◆ Problem to work on
Output every record below exactly as it appears.

◆ Dataset extract
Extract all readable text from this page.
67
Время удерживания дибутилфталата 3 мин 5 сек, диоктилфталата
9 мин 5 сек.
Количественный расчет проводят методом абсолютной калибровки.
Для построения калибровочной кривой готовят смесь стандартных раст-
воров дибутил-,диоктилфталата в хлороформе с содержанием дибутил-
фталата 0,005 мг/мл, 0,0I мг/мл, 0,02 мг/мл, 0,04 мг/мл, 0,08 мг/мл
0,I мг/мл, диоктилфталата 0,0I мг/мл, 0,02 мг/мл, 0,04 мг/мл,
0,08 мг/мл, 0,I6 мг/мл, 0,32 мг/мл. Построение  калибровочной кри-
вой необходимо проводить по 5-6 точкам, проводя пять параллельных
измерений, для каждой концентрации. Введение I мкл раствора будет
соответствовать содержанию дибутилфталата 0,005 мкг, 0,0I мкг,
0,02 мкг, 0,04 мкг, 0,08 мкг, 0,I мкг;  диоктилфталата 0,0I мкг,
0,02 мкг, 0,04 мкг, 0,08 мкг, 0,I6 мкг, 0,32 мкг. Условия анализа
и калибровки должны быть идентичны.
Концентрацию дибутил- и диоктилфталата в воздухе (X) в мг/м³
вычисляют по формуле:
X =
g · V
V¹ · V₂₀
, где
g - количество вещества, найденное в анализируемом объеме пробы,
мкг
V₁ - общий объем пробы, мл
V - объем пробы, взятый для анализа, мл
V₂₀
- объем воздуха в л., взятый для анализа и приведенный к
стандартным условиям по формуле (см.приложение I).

◆ Completed task
Extract all readable text from this page.
67
Время удерживания дибутилфталата 3 мин 5 сек, диоктилфталата
9 мин 5 сек.
Количественный расчет проводят методом абсолютной калибровки.
Для построения калибровочной кривой готовят смесь стандартных раст-
воров дибутил-,диоктилфталата в хлороформе с содержанием дибутил-
фталата 0,005 мг/мл, 0,0I мг/мл, 0,02 мг/мл, 0,04 мг/мл, 0,08 мг/мл
0,I мг/мл, диоктилфталата 0,0I мг/мл, 0,02 мг/мл, 0,04 мг/мл,
0,08 мг/мл, 0,I6 мг/мл, 0,32 мг/мл. Построение  калибровочной кри-
вой необходимо проводить по 5-6 точкам, проводя пять параллельных
измерений, для каждой концентрации. Введение I мкл раствора будет
соответствовать содержанию дибутилфталата 0,005 мкг, 0,0I мкг,
0,02 мкг, 0,04 мкг, 0,08 мкг, 0,I мкг;  диоктилфталата 0,0I мкг,
0,02 мкг, 0,04 мкг, 0,08 мкг, 0,I6 мкг, 0,32 мкг. Условия анализа
и калибровки должны быть идентичны.
Концентрацию дибутил- и диоктилфталата в воздухе (X) в мг/м³
вычисляют по формуле:
X =
g · V
V¹ · V₂₀
, где
g - количество вещества, найденное в анализируемом объеме пробы,
мкг
V₁ - общий объем пробы, мл
V - объем пробы, взятый для анализа, мл
V₂₀
- объем воздуха в л., взятый для анализа и приведенный к
стандартным условиям по формуле (см.приложение I).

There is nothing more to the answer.